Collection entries
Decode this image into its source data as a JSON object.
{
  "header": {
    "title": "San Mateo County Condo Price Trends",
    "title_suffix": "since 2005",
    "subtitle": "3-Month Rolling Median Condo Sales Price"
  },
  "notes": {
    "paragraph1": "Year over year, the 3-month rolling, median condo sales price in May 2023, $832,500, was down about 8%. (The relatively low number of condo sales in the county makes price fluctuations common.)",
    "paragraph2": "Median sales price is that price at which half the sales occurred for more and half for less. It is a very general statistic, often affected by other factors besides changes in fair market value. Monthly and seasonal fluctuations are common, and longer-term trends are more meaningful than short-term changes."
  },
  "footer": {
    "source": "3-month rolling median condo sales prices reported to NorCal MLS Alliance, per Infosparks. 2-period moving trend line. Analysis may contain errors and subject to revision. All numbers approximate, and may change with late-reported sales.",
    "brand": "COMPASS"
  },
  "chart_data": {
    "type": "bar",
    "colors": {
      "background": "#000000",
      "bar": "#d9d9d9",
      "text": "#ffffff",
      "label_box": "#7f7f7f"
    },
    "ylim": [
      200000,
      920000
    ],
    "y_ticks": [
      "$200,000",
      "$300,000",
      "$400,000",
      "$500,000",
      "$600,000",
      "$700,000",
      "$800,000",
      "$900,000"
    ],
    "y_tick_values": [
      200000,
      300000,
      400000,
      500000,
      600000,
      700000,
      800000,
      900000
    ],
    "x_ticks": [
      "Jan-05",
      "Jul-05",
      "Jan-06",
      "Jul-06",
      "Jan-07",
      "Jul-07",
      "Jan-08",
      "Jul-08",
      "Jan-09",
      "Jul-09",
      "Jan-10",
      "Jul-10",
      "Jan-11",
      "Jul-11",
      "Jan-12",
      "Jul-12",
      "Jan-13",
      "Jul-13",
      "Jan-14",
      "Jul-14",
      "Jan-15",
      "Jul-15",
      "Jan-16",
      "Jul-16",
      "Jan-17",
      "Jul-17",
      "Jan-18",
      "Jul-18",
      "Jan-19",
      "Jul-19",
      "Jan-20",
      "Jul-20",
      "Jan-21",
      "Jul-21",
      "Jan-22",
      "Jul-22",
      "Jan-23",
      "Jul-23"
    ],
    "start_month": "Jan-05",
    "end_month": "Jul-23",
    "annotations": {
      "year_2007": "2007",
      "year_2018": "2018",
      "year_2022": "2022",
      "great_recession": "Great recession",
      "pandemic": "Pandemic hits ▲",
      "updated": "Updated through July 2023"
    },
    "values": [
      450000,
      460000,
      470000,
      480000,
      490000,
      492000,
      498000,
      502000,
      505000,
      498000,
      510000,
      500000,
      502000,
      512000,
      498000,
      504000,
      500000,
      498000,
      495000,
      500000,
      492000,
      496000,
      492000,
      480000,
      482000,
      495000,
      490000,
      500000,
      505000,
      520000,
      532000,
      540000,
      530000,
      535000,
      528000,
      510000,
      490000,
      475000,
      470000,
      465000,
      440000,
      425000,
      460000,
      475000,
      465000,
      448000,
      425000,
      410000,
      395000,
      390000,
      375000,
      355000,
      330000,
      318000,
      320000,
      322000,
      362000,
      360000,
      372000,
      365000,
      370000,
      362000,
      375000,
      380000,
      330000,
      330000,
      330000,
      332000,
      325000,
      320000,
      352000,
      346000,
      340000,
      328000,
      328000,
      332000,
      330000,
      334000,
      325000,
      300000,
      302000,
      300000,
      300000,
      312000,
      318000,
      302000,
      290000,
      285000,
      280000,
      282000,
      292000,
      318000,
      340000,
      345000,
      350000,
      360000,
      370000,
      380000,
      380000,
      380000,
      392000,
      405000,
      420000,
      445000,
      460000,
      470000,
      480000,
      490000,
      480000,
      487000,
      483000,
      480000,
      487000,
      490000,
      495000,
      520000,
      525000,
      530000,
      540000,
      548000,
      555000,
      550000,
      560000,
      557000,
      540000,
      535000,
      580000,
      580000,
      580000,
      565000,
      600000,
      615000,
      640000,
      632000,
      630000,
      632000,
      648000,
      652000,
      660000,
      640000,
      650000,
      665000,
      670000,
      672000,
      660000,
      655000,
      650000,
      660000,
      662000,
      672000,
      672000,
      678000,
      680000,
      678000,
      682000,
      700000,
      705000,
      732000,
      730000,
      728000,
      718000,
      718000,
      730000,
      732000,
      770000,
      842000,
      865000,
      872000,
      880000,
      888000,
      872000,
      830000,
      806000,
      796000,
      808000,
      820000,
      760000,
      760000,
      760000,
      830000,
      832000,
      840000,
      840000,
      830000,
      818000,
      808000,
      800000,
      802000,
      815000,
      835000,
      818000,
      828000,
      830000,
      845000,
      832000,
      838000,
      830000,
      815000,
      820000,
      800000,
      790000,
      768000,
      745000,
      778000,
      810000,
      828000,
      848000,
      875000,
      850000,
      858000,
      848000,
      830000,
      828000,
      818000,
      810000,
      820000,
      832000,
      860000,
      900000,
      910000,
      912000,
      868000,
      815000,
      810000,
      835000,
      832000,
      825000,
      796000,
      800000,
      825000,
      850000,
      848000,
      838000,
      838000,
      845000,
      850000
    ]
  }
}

> The problem: Which lines include "source"? Copy each of them out.

> Task response:
Decode this image into its source data as a JSON object.
    "source": "3-month rolling median condo sales prices reported to NorCal MLS Alliance, per Infosparks. 2-period moving trend line. Analysis may contain errors and subject to revision. All numbers approximate, and may change with late-reported sales.",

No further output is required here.